**Data to examine**
_____
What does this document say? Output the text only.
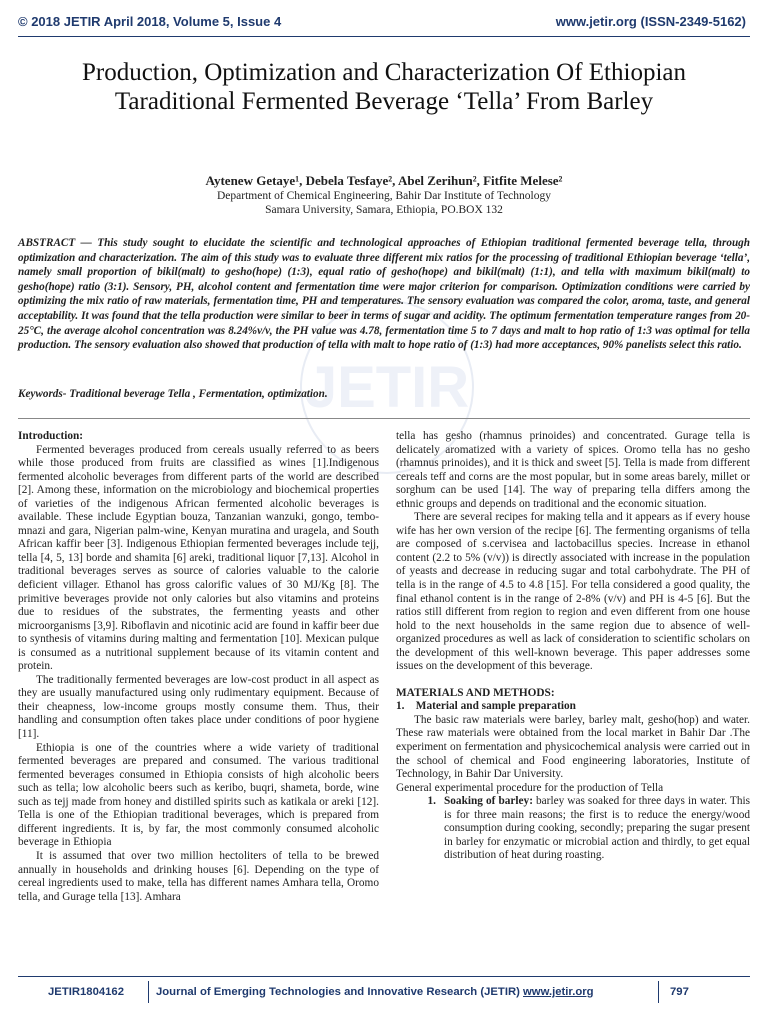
© 2018 JETIR April 2018, Volume 5, Issue 4	www.jetir.org (ISSN-2349-5162)
Production, Optimization and Characterization Of Ethiopian Taraditional Fermented Beverage ‘Tella’ From Barley
Aytenew Getaye¹, Debela Tesfaye², Abel Zerihun², Fitfite Melese²
Department of Chemical Engineering, Bahir Dar Institute of Technology
Samara University, Samara, Ethiopia, PO.BOX 132
JETIR
ABSTRACT — This study sought to elucidate the scientific and technological approaches of Ethiopian traditional fermented beverage tella, through optimization and characterization. The aim of this study was to evaluate three different mix ratios for the processing of traditional Ethiopian beverage ‘tella’, namely small proportion of bikil(malt) to gesho(hope) (1:3), equal ratio of gesho(hope) and bikil(malt) (1:1), and tella with maximum bikil(malt) to gesho(hope) ratio (3:1). Sensory, PH, alcohol content and fermentation time were major criterion for comparison. Optimization conditions were carried by optimizing the mix ratio of raw materials, fermentation time, PH and temperatures. The sensory evaluation was compared the color, aroma, taste, and general acceptability. It was found that the tella production were similar to beer in terms of sugar and acidity. The optimum fermentation temperature ranges from 20-25°C, the average alcohol concentration was 8.24%v/v, the PH value was 4.78, fermentation time 5 to 7 days and malt to hop ratio of 1:3 was optimal for tella production. The sensory evaluation also showed that production of tella with malt to hope ratio of (1:3) had more acceptances, 90% panelists select this ratio.
Keywords- Traditional beverage Tella , Fermentation, optimization.

Introduction:

Fermented beverages produced from cereals usually referred to as beers while those produced from fruits are classified as wines [1].Indigenous fermented alcoholic beverages from different parts of the world are described [2]. Among these, information on the microbiology and biochemical properties of varieties of the indigenous African fermented alcoholic beverages is available. These include Egyptian bouza, Tanzanian wanzuki, gongo, tembo-mnazi and gara, Nigerian palm-wine, Kenyan muratina and uragela, and South African kaffir beer [3]. Indigenous Ethiopian fermented beverages include tejj, tella [4, 5, 13] borde and shamita [6] areki, traditional liquor [7,13]. Alcohol in traditional beverages serves as source of calories valuable to the calorie deficient villager. Ethanol has gross calorific values of 30 MJ/Kg [8]. The primitive beverages provide not only calories but also vitamins and proteins due to residues of the substrates, the fermenting yeasts and other microorganisms [3,9]. Riboflavin and nicotinic acid are found in kaffir beer due to synthesis of vitamins during malting and fermentation [10]. Mexican pulque is consumed as a nutritional supplement because of its vitamin content and protein.

The traditionally fermented beverages are low-cost product in all aspect as they are usually manufactured using only rudimentary equipment. Because of their cheapness, low-income groups mostly consume them. Thus, their handling and consumption often takes place under conditions of poor hygiene [11].

Ethiopia is one of the countries where a wide variety of traditional fermented beverages are prepared and consumed. The various traditional fermented beverages consumed in Ethiopia consists of high alcoholic beers such as tella; low alcoholic beers such as keribo, buqri, shameta, borde, wine such as tejj made from honey and distilled spirits such as katikala or areki [12]. Tella is one of the Ethiopian traditional beverages, which is prepared from different ingredients. It is, by far, the most commonly consumed alcoholic beverage in Ethiopia

It is assumed that over two million hectoliters of tella to be brewed annually in households and drinking houses [6]. Depending on the type of cereal ingredients used to make, tella has different names Amhara tella, Oromo tella, and Gurage tella [13]. Amhara

tella has gesho (rhamnus prinoides) and concentrated. Gurage tella is delicately aromatized with a variety of spices. Oromo tella has no gesho (rhamnus prinoides), and it is thick and sweet [5]. Tella is made from different cereals teff and corns are the most popular, but in some areas barely, millet or sorghum can be used [14]. The way of preparing tella differs among the ethnic groups and depends on traditional and the economic situation.

There are several recipes for making tella and it appears as if every house wife has her own version of the recipe [6]. The fermenting organisms of tella are composed of s.cervisea and lactobacillus species. Increase in ethanol content (2.2 to 5% (v/v)) is directly associated with increase in the population of yeasts and decrease in reducing sugar and total carbohydrate. The PH of tella is in the range of 4.5 to 4.8 [15]. For tella considered a good quality, the final ethanol content is in the range of 2-8% (v/v) and PH is 4-5 [6]. But the ratios still different from region to region and even different from one house hold to the next households in the same region due to absence of well-organized procedures as well as lack of consideration to scientific scholars on the development of this well-known beverage. This paper addresses some issues on the development of this beverage.

MATERIALS AND METHODS:

1. Material and sample preparation

The basic raw materials were barley, barley malt, gesho(hop) and water. These raw materials were obtained from the local market in Bahir Dar .The experiment on fermentation and physicochemical analysis were carried out in the school of chemical and Food engineering laboratories, Institute of Technology, in Bahir Dar University.

General experimental procedure for the production of Tella

1. Soaking of barley: barley was soaked for three days in water. This is for three main reasons; the first is to reduce the energy/wood consumption during cooking, secondly; preparing the sugar present in barley for enzymatic or microbial action and thirdly, to get equal distribution of heat during roasting.
JETIR1804162	Journal of Emerging Technologies and Innovative Research (JETIR) www.jetir.org	797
_____
**Your assignment**
The response must give every line from the material above that holds the string "Institute".

**Result of the exercise**
Department of Chemical Engineering, Bahir Dar Institute of Technology
The basic raw materials were barley, barley malt, gesho(hop) and water. These raw materials were obtained from the local market in Bahir Dar .The experiment on fermentation and physicochemical analysis were carried out in the school of chemical and Food engineering laboratories, Institute of Technology, in Bahir Dar University.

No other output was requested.